Stated exercise: Write down every entry below once more, exactly.

Data in this exercise:
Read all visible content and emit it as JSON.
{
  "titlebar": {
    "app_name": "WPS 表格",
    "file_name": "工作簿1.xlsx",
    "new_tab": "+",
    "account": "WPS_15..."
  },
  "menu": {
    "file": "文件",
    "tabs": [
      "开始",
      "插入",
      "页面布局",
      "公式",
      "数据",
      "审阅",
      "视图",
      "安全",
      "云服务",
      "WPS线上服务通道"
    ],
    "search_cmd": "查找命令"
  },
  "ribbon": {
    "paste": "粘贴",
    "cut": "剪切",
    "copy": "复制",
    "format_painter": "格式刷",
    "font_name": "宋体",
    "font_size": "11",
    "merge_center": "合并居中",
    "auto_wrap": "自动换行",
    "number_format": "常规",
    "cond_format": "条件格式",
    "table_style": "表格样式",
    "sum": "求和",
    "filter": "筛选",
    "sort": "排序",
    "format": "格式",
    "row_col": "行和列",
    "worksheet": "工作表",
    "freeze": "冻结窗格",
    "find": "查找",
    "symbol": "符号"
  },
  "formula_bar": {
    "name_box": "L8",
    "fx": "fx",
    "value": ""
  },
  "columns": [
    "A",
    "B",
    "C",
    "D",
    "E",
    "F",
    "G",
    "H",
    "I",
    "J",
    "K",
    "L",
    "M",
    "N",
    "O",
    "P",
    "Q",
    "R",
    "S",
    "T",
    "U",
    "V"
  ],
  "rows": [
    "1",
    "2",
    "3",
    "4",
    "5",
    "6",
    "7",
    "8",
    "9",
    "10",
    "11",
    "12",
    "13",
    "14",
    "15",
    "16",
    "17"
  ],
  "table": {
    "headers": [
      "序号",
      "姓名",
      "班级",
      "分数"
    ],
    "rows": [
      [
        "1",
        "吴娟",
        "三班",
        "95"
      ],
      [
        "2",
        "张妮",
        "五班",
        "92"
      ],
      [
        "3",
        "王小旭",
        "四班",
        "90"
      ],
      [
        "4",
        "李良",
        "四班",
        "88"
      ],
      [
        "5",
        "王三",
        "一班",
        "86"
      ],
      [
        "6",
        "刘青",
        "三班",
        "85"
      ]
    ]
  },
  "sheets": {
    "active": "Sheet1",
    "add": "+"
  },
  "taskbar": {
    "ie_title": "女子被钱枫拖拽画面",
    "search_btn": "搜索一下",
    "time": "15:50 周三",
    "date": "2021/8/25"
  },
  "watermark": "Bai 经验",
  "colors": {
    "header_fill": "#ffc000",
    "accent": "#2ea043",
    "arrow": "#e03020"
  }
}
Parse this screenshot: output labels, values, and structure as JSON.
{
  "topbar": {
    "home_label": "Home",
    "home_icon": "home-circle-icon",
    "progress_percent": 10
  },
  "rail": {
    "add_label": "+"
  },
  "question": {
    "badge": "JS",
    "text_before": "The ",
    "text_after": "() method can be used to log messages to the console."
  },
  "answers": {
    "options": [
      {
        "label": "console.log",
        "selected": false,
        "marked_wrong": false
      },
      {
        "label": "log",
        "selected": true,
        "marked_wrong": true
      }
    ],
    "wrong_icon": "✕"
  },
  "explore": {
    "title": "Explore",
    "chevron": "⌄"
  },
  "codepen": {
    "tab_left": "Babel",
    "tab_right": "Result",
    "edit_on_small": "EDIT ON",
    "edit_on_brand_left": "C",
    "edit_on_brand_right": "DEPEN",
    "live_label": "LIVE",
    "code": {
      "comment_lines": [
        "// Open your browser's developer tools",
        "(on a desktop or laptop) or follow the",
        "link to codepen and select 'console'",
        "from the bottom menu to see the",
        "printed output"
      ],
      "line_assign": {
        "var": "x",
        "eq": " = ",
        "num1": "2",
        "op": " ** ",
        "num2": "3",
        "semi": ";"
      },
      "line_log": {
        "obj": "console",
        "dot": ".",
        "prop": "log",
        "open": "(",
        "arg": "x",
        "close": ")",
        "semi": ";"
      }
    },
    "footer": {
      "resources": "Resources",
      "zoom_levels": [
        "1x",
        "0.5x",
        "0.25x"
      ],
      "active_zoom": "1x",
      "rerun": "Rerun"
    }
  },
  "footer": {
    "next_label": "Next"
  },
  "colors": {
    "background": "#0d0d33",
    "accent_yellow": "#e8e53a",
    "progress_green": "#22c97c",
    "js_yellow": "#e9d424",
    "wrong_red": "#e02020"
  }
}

Output for this exercise:
Read all visible content and emit it as JSON.
{
  "titlebar": {
    "app_name": "WPS 表格",
    "file_name": "工作簿1.xlsx",
    "new_tab": "+",
    "account": "WPS_15..."
  },
  "menu": {
    "file": "文件",
    "tabs": [
      "开始",
      "插入",
      "页面布局",
      "公式",
      "数据",
      "审阅",
      "视图",
      "安全",
      "云服务",
      "WPS线上服务通道"
    ],
    "search_cmd": "查找命令"
  },
  "ribbon": {
    "paste": "粘贴",
    "cut": "剪切",
    "copy": "复制",
    "format_painter": "格式刷",
    "font_name": "宋体",
    "font_size": "11",
    "merge_center": "合并居中",
    "auto_wrap": "自动换行",
    "number_format": "常规",
    "cond_format": "条件格式",
    "table_style": "表格样式",
    "sum": "求和",
    "filter": "筛选",
    "sort": "排序",
    "format": "格式",
    "row_col": "行和列",
    "worksheet": "工作表",
    "freeze": "冻结窗格",
    "find": "查找",
    "symbol": "符号"
  },
  "formula_bar": {
    "name_box": "L8",
    "fx": "fx",
    "value": ""
  },
  "columns": [
    "A",
    "B",
    "C",
    "D",
    "E",
    "F",
    "G",
    "H",
    "I",
    "J",
    "K",
    "L",
    "M",
    "N",
    "O",
    "P",
    "Q",
    "R",
    "S",
    "T",
    "U",
    "V"
  ],
  "rows": [
    "1",
    "2",
    "3",
    "4",
    "5",
    "6",
    "7",
    "8",
    "9",
    "10",
    "11",
    "12",
    "13",
    "14",
    "15",
    "16",
    "17"
  ],
  "table": {
    "headers": [
      "序号",
      "姓名",
      "班级",
      "分数"
    ],
    "rows": [
      [
        "1",
        "吴娟",
        "三班",
        "95"
      ],
      [
        "2",
        "张妮",
        "五班",
        "92"
      ],
      [
        "3",
        "王小旭",
        "四班",
        "90"
      ],
      [
        "4",
        "李良",
        "四班",
        "88"
      ],
      [
        "5",
        "王三",
        "一班",
        "86"
      ],
      [
        "6",
        "刘青",
        "三班",
        "85"
      ]
    ]
  },
  "sheets": {
    "active": "Sheet1",
    "add": "+"
  },
  "taskbar": {
    "ie_title": "女子被钱枫拖拽画面",
    "search_btn": "搜索一下",
    "time": "15:50 周三",
    "date": "2021/8/25"
  },
  "watermark": "Bai 经验",
  "colors": {
    "header_fill": "#ffc000",
    "accent": "#2ea043",
    "arrow": "#e03020"
  }
}
Parse this screenshot: output labels, values, and structure as JSON.
{
  "topbar": {
    "home_label": "Home",
    "home_icon": "home-circle-icon",
    "progress_percent": 10
  },
  "rail": {
    "add_label": "+"
  },
  "question": {
    "badge": "JS",
    "text_before": "The ",
    "text_after": "() method can be used to log messages to the console."
  },
  "answers": {
    "options": [
      {
        "label": "console.log",
        "selected": false,
        "marked_wrong": false
      },
      {
        "label": "log",
        "selected": true,
        "marked_wrong": true
      }
    ],
    "wrong_icon": "✕"
  },
  "explore": {
    "title": "Explore",
    "chevron": "⌄"
  },
  "codepen": {
    "tab_left": "Babel",
    "tab_right": "Result",
    "edit_on_small": "EDIT ON",
    "edit_on_brand_left": "C",
    "edit_on_brand_right": "DEPEN",
    "live_label": "LIVE",
    "code": {
      "comment_lines": [
        "// Open your browser's developer tools",
        "(on a desktop or laptop) or follow the",
        "link to codepen and select 'console'",
        "from the bottom menu to see the",
        "printed output"
      ],
      "line_assign": {
        "var": "x",
        "eq": " = ",
        "num1": "2",
        "op": " ** ",
        "num2": "3",
        "semi": ";"
      },
      "line_log": {
        "obj": "console",
        "dot": ".",
        "prop": "log",
        "open": "(",
        "arg": "x",
        "close": ")",
        "semi": ";"
      }
    },
    "footer": {
      "resources": "Resources",
      "zoom_levels": [
        "1x",
        "0.5x",
        "0.25x"
      ],
      "active_zoom": "1x",
      "rerun": "Rerun"
    }
  },
  "footer": {
    "next_label": "Next"
  },
  "colors": {
    "background": "#0d0d33",
    "accent_yellow": "#e8e53a",
    "progress_green": "#22c97c",
    "js_yellow": "#e9d424",
    "wrong_red": "#e02020"
  }
}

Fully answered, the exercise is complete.